= Exercise task =
Repeat each line word for word.

--------------------

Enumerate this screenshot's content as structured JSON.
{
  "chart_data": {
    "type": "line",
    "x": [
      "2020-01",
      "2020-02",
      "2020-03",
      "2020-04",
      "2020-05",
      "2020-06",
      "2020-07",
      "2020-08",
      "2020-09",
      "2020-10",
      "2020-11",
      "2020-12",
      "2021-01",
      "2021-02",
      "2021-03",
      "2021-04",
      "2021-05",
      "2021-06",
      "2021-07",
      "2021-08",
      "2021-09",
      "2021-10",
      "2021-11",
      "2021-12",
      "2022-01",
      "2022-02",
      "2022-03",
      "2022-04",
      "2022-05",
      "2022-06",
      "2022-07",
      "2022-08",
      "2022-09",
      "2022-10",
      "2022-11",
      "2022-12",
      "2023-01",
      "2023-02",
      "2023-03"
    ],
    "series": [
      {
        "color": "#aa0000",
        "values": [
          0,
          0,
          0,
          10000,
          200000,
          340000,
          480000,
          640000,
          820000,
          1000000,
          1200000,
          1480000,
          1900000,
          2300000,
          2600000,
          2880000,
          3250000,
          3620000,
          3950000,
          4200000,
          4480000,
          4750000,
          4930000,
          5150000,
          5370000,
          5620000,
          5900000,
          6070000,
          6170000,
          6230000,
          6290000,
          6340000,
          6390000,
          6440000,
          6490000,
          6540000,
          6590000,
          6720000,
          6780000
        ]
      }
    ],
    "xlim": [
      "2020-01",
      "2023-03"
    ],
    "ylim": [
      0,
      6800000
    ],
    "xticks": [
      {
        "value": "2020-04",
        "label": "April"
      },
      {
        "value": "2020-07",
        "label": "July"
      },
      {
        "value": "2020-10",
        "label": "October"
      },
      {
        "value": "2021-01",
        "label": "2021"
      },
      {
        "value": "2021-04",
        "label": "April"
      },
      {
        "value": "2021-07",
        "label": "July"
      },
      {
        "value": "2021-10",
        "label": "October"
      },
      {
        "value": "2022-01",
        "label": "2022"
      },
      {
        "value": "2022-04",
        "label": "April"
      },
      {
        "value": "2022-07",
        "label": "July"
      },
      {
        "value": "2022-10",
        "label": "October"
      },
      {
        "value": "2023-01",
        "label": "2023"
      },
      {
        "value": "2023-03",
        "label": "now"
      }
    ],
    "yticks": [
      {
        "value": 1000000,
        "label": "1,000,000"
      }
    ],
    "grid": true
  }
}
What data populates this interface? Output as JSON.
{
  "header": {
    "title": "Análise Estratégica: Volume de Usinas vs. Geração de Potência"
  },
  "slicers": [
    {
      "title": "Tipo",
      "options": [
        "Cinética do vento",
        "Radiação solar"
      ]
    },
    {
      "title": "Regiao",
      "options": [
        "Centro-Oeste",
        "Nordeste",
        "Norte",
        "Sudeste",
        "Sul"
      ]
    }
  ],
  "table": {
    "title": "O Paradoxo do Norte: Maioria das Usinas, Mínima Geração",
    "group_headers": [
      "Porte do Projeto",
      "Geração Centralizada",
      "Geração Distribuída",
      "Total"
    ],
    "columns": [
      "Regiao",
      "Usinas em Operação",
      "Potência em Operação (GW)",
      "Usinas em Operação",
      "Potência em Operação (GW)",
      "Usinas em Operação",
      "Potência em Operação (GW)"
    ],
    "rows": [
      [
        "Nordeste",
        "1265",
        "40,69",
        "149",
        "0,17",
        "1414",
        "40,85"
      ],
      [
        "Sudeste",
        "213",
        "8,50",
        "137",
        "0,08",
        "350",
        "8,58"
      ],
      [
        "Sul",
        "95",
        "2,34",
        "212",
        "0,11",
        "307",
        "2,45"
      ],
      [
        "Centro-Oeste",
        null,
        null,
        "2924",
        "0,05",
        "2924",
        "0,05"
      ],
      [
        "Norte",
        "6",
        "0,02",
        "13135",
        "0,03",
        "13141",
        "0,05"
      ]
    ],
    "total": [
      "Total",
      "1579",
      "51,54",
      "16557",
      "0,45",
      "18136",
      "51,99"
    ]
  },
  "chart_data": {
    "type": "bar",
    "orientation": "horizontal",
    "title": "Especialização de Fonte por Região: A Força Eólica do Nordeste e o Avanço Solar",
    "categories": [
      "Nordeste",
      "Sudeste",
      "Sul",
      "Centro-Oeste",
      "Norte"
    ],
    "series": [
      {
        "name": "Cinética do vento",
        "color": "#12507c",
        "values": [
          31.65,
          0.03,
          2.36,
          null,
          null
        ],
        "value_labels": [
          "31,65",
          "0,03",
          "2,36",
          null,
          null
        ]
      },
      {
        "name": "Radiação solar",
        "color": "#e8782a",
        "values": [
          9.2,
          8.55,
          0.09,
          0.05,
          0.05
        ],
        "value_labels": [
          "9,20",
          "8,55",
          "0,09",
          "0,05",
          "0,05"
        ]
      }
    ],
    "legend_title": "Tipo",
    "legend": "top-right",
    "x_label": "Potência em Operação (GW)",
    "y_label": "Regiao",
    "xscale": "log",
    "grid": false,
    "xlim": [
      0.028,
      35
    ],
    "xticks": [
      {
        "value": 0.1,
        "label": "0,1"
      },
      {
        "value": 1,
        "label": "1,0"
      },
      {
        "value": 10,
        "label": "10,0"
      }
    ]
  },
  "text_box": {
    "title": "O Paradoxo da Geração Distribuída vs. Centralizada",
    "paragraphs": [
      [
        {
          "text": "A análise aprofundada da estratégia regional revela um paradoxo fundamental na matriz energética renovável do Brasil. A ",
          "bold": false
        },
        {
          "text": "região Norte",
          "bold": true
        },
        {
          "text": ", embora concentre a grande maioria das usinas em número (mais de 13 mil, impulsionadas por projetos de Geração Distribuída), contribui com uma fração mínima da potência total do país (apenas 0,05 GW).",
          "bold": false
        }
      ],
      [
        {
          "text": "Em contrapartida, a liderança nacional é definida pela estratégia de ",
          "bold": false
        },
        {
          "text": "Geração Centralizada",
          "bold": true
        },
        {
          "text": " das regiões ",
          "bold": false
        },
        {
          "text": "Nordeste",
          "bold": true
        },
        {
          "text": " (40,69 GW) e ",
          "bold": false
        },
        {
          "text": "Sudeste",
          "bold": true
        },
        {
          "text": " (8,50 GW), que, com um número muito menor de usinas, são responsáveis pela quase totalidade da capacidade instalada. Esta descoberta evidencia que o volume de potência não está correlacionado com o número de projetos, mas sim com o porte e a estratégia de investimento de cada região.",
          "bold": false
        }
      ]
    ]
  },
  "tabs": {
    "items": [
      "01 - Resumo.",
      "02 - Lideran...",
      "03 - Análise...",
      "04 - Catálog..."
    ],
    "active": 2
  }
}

--------------------

= Result for this task =
Enumerate this screenshot's content as structured JSON.
{
  "chart_data": {
    "type": "line",
    "x": [
      "2020-01",
      "2020-02",
      "2020-03",
      "2020-04",
      "2020-05",
      "2020-06",
      "2020-07",
      "2020-08",
      "2020-09",
      "2020-10",
      "2020-11",
      "2020-12",
      "2021-01",
      "2021-02",
      "2021-03",
      "2021-04",
      "2021-05",
      "2021-06",
      "2021-07",
      "2021-08",
      "2021-09",
      "2021-10",
      "2021-11",
      "2021-12",
      "2022-01",
      "2022-02",
      "2022-03",
      "2022-04",
      "2022-05",
      "2022-06",
      "2022-07",
      "2022-08",
      "2022-09",
      "2022-10",
      "2022-11",
      "2022-12",
      "2023-01",
      "2023-02",
      "2023-03"
    ],
    "series": [
      {
        "color": "#aa0000",
        "values": [
          0,
          0,
          0,
          10000,
          200000,
          340000,
          480000,
          640000,
          820000,
          1000000,
          1200000,
          1480000,
          1900000,
          2300000,
          2600000,
          2880000,
          3250000,
          3620000,
          3950000,
          4200000,
          4480000,
          4750000,
          4930000,
          5150000,
          5370000,
          5620000,
          5900000,
          6070000,
          6170000,
          6230000,
          6290000,
          6340000,
          6390000,
          6440000,
          6490000,
          6540000,
          6590000,
          6720000,
          6780000
        ]
      }
    ],
    "xlim": [
      "2020-01",
      "2023-03"
    ],
    "ylim": [
      0,
      6800000
    ],
    "xticks": [
      {
        "value": "2020-04",
        "label": "April"
      },
      {
        "value": "2020-07",
        "label": "July"
      },
      {
        "value": "2020-10",
        "label": "October"
      },
      {
        "value": "2021-01",
        "label": "2021"
      },
      {
        "value": "2021-04",
        "label": "April"
      },
      {
        "value": "2021-07",
        "label": "July"
      },
      {
        "value": "2021-10",
        "label": "October"
      },
      {
        "value": "2022-01",
        "label": "2022"
      },
      {
        "value": "2022-04",
        "label": "April"
      },
      {
        "value": "2022-07",
        "label": "July"
      },
      {
        "value": "2022-10",
        "label": "October"
      },
      {
        "value": "2023-01",
        "label": "2023"
      },
      {
        "value": "2023-03",
        "label": "now"
      }
    ],
    "yticks": [
      {
        "value": 1000000,
        "label": "1,000,000"
      }
    ],
    "grid": true
  }
}
What data populates this interface? Output as JSON.
{
  "header": {
    "title": "Análise Estratégica: Volume de Usinas vs. Geração de Potência"
  },
  "slicers": [
    {
      "title": "Tipo",
      "options": [
        "Cinética do vento",
        "Radiação solar"
      ]
    },
    {
      "title": "Regiao",
      "options": [
        "Centro-Oeste",
        "Nordeste",
        "Norte",
        "Sudeste",
        "Sul"
      ]
    }
  ],
  "table": {
    "title": "O Paradoxo do Norte: Maioria das Usinas, Mínima Geração",
    "group_headers": [
      "Porte do Projeto",
      "Geração Centralizada",
      "Geração Distribuída",
      "Total"
    ],
    "columns": [
      "Regiao",
      "Usinas em Operação",
      "Potência em Operação (GW)",
      "Usinas em Operação",
      "Potência em Operação (GW)",
      "Usinas em Operação",
      "Potência em Operação (GW)"
    ],
    "rows": [
      [
        "Nordeste",
        "1265",
        "40,69",
        "149",
        "0,17",
        "1414",
        "40,85"
      ],
      [
        "Sudeste",
        "213",
        "8,50",
        "137",
        "0,08",
        "350",
        "8,58"
      ],
      [
        "Sul",
        "95",
        "2,34",
        "212",
        "0,11",
        "307",
        "2,45"
      ],
      [
        "Centro-Oeste",
        null,
        null,
        "2924",
        "0,05",
        "2924",
        "0,05"
      ],
      [
        "Norte",
        "6",
        "0,02",
        "13135",
        "0,03",
        "13141",
        "0,05"
      ]
    ],
    "total": [
      "Total",
      "1579",
      "51,54",
      "16557",
      "0,45",
      "18136",
      "51,99"
    ]
  },
  "chart_data": {
    "type": "bar",
    "orientation": "horizontal",
    "title": "Especialização de Fonte por Região: A Força Eólica do Nordeste e o Avanço Solar",
    "categories": [
      "Nordeste",
      "Sudeste",
      "Sul",
      "Centro-Oeste",
      "Norte"
    ],
    "series": [
      {
        "name": "Cinética do vento",
        "color": "#12507c",
        "values": [
          31.65,
          0.03,
          2.36,
          null,
          null
        ],
        "value_labels": [
          "31,65",
          "0,03",
          "2,36",
          null,
          null
        ]
      },
      {
        "name": "Radiação solar",
        "color": "#e8782a",
        "values": [
          9.2,
          8.55,
          0.09,
          0.05,
          0.05
        ],
        "value_labels": [
          "9,20",
          "8,55",
          "0,09",
          "0,05",
          "0,05"
        ]
      }
    ],
    "legend_title": "Tipo",
    "legend": "top-right",
    "x_label": "Potência em Operação (GW)",
    "y_label": "Regiao",
    "xscale": "log",
    "grid": false,
    "xlim": [
      0.028,
      35
    ],
    "xticks": [
      {
        "value": 0.1,
        "label": "0,1"
      },
      {
        "value": 1,
        "label": "1,0"
      },
      {
        "value": 10,
        "label": "10,0"
      }
    ]
  },
  "text_box": {
    "title": "O Paradoxo da Geração Distribuída vs. Centralizada",
    "paragraphs": [
      [
        {
          "text": "A análise aprofundada da estratégia regional revela um paradoxo fundamental na matriz energética renovável do Brasil. A ",
          "bold": false
        },
        {
          "text": "região Norte",
          "bold": true
        },
        {
          "text": ", embora concentre a grande maioria das usinas em número (mais de 13 mil, impulsionadas por projetos de Geração Distribuída), contribui com uma fração mínima da potência total do país (apenas 0,05 GW).",
          "bold": false
        }
      ],
      [
        {
          "text": "Em contrapartida, a liderança nacional é definida pela estratégia de ",
          "bold": false
        },
        {
          "text": "Geração Centralizada",
          "bold": true
        },
        {
          "text": " das regiões ",
          "bold": false
        },
        {
          "text": "Nordeste",
          "bold": true
        },
        {
          "text": " (40,69 GW) e ",
          "bold": false
        },
        {
          "text": "Sudeste",
          "bold": true
        },
        {
          "text": " (8,50 GW), que, com um número muito menor de usinas, são responsáveis pela quase totalidade da capacidade instalada. Esta descoberta evidencia que o volume de potência não está correlacionado com o número de projetos, mas sim com o porte e a estratégia de investimento de cada região.",
          "bold": false
        }
      ]
    ]
  },
  "tabs": {
    "items": [
      "01 - Resumo.",
      "02 - Lideran...",
      "03 - Análise...",
      "04 - Catálog..."
    ],
    "active": 2
  }
}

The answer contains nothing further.